++++ TASK MATERIAL

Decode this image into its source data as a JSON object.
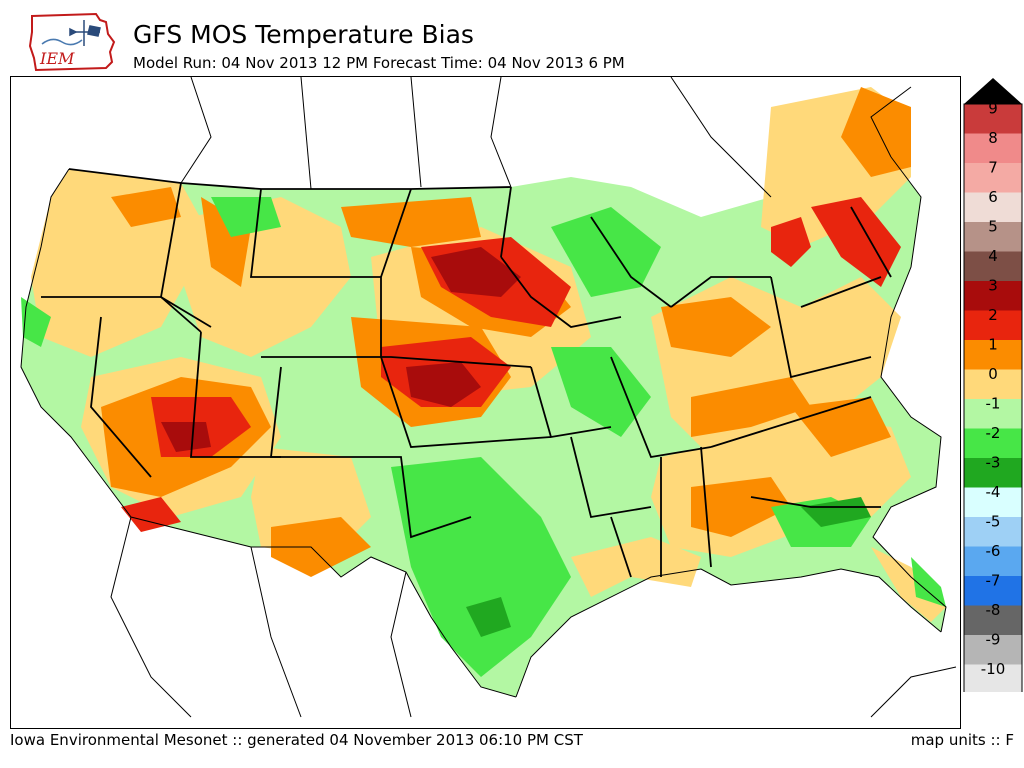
{
  "header": {
    "title": "GFS MOS Temperature Bias",
    "subtitle": "Model Run: 04 Nov 2013 12 PM Forecast Time: 04 Nov 2013 6 PM",
    "logo_text": "IEM"
  },
  "footer": {
    "left": "Iowa Environmental Mesonet :: generated 04 November 2013 06:10 PM CST",
    "right": "map units :: F"
  },
  "legend": {
    "levels": [
      {
        "label": "9",
        "color": "#c93b3b"
      },
      {
        "label": "8",
        "color": "#f08a8a"
      },
      {
        "label": "7",
        "color": "#f4aaa4"
      },
      {
        "label": "6",
        "color": "#efdcd6"
      },
      {
        "label": "5",
        "color": "#b69288"
      },
      {
        "label": "4",
        "color": "#7d4f46"
      },
      {
        "label": "3",
        "color": "#a80c0c"
      },
      {
        "label": "2",
        "color": "#e8250e"
      },
      {
        "label": "1",
        "color": "#fb8c00"
      },
      {
        "label": "0",
        "color": "#ffd97a"
      },
      {
        "label": "-1",
        "color": "#b3f7a3"
      },
      {
        "label": "-2",
        "color": "#47e647"
      },
      {
        "label": "-3",
        "color": "#20a820"
      },
      {
        "label": "-4",
        "color": "#d9ffff"
      },
      {
        "label": "-5",
        "color": "#9ed0f5"
      },
      {
        "label": "-6",
        "color": "#5aa8f0"
      },
      {
        "label": "-7",
        "color": "#2073e6"
      },
      {
        "label": "-8",
        "color": "#666666"
      },
      {
        "label": "-9",
        "color": "#b5b5b5"
      },
      {
        "label": "-10",
        "color": "#e6e6e6"
      }
    ]
  },
  "map": {
    "region": "Contiguous United States",
    "field": "GFS MOS temperature bias",
    "units": "F",
    "warm_bias_areas": [
      "South Dakota",
      "Nebraska",
      "Kansas",
      "southern Nevada",
      "Arizona",
      "New England",
      "New York"
    ],
    "cool_bias_areas": [
      "Texas",
      "Oklahoma",
      "Missouri",
      "Georgia",
      "Wisconsin"
    ]
  }
}
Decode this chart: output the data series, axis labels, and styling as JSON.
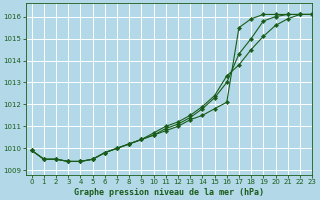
{
  "title": "Graphe pression niveau de la mer (hPa)",
  "bg_color": "#b3d9e8",
  "grid_color": "#ffffff",
  "line_color": "#1a5c1a",
  "xlim": [
    -0.5,
    23
  ],
  "ylim": [
    1008.8,
    1016.6
  ],
  "yticks": [
    1009,
    1010,
    1011,
    1012,
    1013,
    1014,
    1015,
    1016
  ],
  "xticks": [
    0,
    1,
    2,
    3,
    4,
    5,
    6,
    7,
    8,
    9,
    10,
    11,
    12,
    13,
    14,
    15,
    16,
    17,
    18,
    19,
    20,
    21,
    22,
    23
  ],
  "series": [
    [
      1009.9,
      1009.5,
      1009.5,
      1009.4,
      1009.4,
      1009.5,
      1009.8,
      1010.0,
      1010.2,
      1010.4,
      1010.6,
      1010.8,
      1011.0,
      1011.3,
      1011.5,
      1011.8,
      1012.1,
      1015.5,
      1015.9,
      1016.1,
      1016.1,
      1016.1,
      1016.1,
      1016.1
    ],
    [
      1009.9,
      1009.5,
      1009.5,
      1009.4,
      1009.4,
      1009.5,
      1009.8,
      1010.0,
      1010.2,
      1010.4,
      1010.6,
      1010.9,
      1011.1,
      1011.4,
      1011.8,
      1012.3,
      1013.0,
      1014.3,
      1015.0,
      1015.8,
      1016.0,
      1016.1,
      1016.1,
      1016.1
    ],
    [
      1009.9,
      1009.5,
      1009.5,
      1009.4,
      1009.4,
      1009.5,
      1009.8,
      1010.0,
      1010.2,
      1010.4,
      1010.7,
      1011.0,
      1011.2,
      1011.5,
      1011.9,
      1012.4,
      1013.3,
      1013.8,
      1014.5,
      1015.1,
      1015.6,
      1015.9,
      1016.1,
      1016.1
    ]
  ]
}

++++++++

INSTRUCTIONS TO FOLLOW:
Which lines hold the string "series"? List them all.

TASK RESULT:
Decode this chart: output the data series, axis labels, and styling as JSON.
  "series": [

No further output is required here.